(Element box annotations)
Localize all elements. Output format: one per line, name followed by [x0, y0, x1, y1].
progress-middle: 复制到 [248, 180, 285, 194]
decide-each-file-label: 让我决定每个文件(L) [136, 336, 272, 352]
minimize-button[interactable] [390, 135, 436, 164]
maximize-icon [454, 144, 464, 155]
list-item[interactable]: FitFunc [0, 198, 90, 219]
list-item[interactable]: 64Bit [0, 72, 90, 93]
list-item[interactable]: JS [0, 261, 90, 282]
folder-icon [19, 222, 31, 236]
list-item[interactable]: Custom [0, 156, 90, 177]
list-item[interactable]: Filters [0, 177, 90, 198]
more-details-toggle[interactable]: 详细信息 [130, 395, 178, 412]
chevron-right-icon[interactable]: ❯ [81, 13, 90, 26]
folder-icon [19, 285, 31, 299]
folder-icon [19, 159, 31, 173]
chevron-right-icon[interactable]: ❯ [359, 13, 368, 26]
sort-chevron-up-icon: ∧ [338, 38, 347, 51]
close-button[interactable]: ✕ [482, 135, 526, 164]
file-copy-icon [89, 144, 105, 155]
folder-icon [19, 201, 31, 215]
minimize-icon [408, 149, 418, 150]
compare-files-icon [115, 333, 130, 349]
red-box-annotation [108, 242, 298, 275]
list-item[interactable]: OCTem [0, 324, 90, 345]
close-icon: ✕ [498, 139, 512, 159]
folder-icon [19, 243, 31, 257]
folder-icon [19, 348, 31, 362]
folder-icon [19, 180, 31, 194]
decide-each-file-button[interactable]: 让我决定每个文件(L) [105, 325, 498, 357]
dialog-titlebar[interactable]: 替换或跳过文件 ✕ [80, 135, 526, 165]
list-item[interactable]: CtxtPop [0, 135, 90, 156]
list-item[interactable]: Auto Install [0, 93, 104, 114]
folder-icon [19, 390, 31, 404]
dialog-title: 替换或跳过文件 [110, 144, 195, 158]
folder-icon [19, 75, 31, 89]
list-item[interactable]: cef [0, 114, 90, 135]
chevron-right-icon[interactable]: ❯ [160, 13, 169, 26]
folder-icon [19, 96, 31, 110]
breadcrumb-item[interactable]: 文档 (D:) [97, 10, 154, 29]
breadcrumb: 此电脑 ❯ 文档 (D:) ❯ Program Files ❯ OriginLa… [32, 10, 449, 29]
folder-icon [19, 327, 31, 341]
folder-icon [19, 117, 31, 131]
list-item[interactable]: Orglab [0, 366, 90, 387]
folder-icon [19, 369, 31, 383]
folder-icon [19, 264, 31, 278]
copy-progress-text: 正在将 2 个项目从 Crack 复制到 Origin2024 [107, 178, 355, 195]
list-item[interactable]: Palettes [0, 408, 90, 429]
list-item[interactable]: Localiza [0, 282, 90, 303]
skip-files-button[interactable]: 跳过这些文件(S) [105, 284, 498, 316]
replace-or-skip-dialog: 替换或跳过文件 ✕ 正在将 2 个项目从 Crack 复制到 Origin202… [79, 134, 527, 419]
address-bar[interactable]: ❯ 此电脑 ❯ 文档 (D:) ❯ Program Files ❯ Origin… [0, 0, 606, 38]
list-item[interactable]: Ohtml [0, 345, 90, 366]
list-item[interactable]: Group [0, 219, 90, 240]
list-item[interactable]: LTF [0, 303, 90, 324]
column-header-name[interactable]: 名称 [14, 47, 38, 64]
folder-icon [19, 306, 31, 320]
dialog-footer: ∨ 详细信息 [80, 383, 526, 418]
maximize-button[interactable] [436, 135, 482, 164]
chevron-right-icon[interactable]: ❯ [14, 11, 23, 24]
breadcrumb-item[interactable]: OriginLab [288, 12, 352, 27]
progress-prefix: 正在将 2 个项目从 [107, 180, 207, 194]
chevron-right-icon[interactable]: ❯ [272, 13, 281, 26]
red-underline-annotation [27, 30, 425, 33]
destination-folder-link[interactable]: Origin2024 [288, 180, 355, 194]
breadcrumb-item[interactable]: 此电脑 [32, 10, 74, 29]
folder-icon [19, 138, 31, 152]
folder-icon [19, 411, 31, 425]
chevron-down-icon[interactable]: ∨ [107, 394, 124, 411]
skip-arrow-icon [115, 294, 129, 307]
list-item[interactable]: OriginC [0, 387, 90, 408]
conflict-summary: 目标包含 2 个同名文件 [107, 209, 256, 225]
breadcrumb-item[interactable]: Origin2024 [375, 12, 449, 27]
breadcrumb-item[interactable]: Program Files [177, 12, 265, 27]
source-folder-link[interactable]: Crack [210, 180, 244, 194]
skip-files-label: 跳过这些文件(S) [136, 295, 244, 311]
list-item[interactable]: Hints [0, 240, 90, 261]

What to work on:
Copy the data word for word, from its first line through the line containing "breadcrumb-item[interactable]: 文档 (D:)", including both.

Response to the exercise:
Localize all elements. Output format: one per line, name followed by [x0, y0, x1, y1].
progress-middle: 复制到 [248, 180, 285, 194]
decide-each-file-label: 让我决定每个文件(L) [136, 336, 272, 352]
minimize-button[interactable] [390, 135, 436, 164]
maximize-icon [454, 144, 464, 155]
list-item[interactable]: FitFunc [0, 198, 90, 219]
list-item[interactable]: 64Bit [0, 72, 90, 93]
list-item[interactable]: JS [0, 261, 90, 282]
folder-icon [19, 222, 31, 236]
list-item[interactable]: Custom [0, 156, 90, 177]
list-item[interactable]: Filters [0, 177, 90, 198]
more-details-toggle[interactable]: 详细信息 [130, 395, 178, 412]
chevron-right-icon[interactable]: ❯ [81, 13, 90, 26]
folder-icon [19, 285, 31, 299]
folder-icon [19, 159, 31, 173]
chevron-right-icon[interactable]: ❯ [359, 13, 368, 26]
sort-chevron-up-icon: ∧ [338, 38, 347, 51]
close-button[interactable]: ✕ [482, 135, 526, 164]
file-copy-icon [89, 144, 105, 155]
folder-icon [19, 201, 31, 215]
minimize-icon [408, 149, 418, 150]
compare-files-icon [115, 333, 130, 349]
red-box-annotation [108, 242, 298, 275]
list-item[interactable]: OCTem [0, 324, 90, 345]
close-icon: ✕ [498, 139, 512, 159]
folder-icon [19, 243, 31, 257]
folder-icon [19, 348, 31, 362]
folder-icon [19, 180, 31, 194]
decide-each-file-button[interactable]: 让我决定每个文件(L) [105, 325, 498, 357]
dialog-titlebar[interactable]: 替换或跳过文件 ✕ [80, 135, 526, 165]
list-item[interactable]: CtxtPop [0, 135, 90, 156]
list-item[interactable]: Auto Install [0, 93, 104, 114]
folder-icon [19, 390, 31, 404]
dialog-title: 替换或跳过文件 [110, 144, 195, 158]
folder-icon [19, 75, 31, 89]
list-item[interactable]: cef [0, 114, 90, 135]
chevron-right-icon[interactable]: ❯ [160, 13, 169, 26]
folder-icon [19, 96, 31, 110]
breadcrumb-item[interactable]: 文档 (D:) [97, 10, 154, 29]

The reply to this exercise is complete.